▶ Raw records
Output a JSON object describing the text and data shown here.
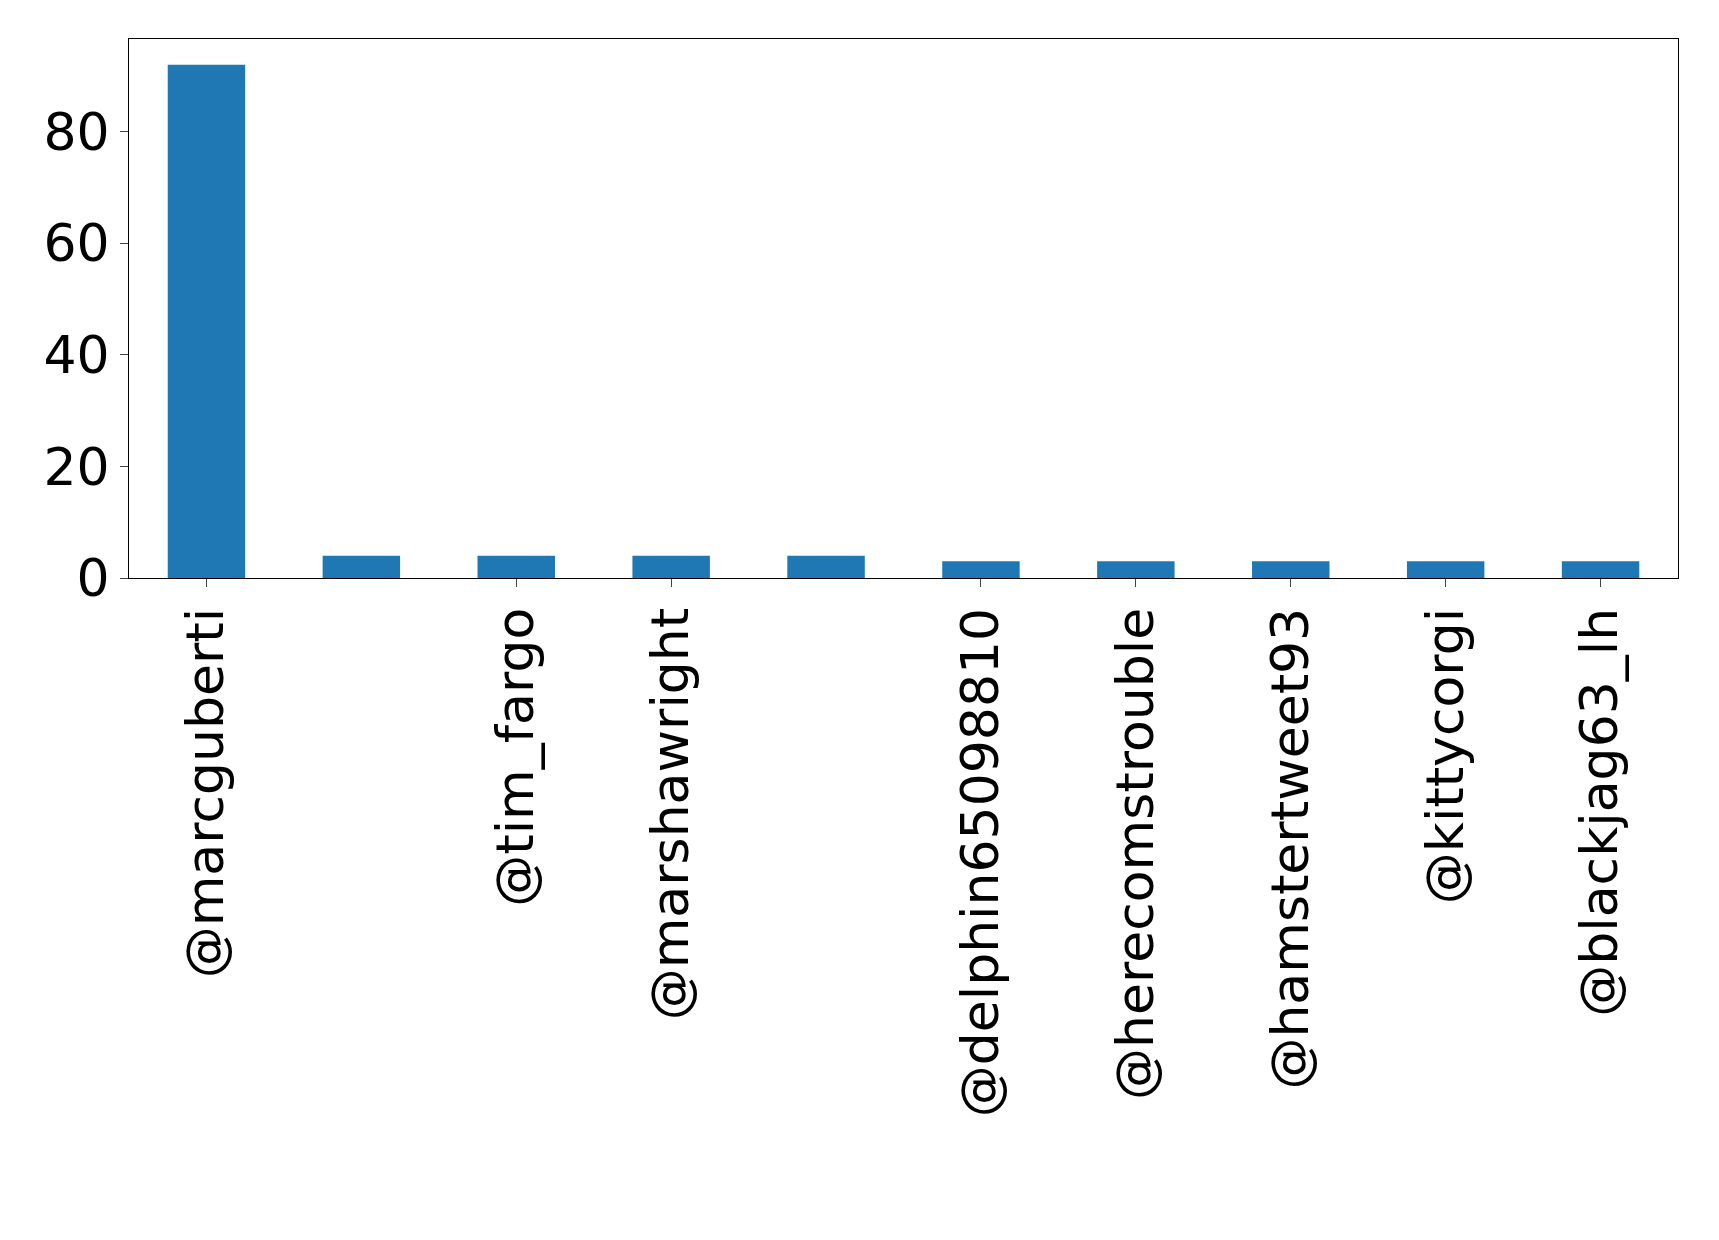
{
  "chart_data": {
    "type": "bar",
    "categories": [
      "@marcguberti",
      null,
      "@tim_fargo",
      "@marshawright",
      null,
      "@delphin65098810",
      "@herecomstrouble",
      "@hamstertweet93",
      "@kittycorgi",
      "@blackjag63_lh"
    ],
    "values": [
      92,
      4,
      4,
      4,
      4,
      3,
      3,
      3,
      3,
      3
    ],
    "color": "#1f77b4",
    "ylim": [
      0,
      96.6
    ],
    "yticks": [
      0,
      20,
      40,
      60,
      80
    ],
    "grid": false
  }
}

▶ What to produce
Leave out the pictures and repeat everything else in the records exactly.

▶ Complete response
Output a JSON object describing the text and data shown here.
{
  "chart_data": {
    "type": "bar",
    "categories": [
      "@marcguberti",
      null,
      "@tim_fargo",
      "@marshawright",
      null,
      "@delphin65098810",
      "@herecomstrouble",
      "@hamstertweet93",
      "@kittycorgi",
      "@blackjag63_lh"
    ],
    "values": [
      92,
      4,
      4,
      4,
      4,
      3,
      3,
      3,
      3,
      3
    ],
    "color": "#1f77b4",
    "ylim": [
      0,
      96.6
    ],
    "yticks": [
      0,
      20,
      40,
      60,
      80
    ],
    "grid": false
  }
}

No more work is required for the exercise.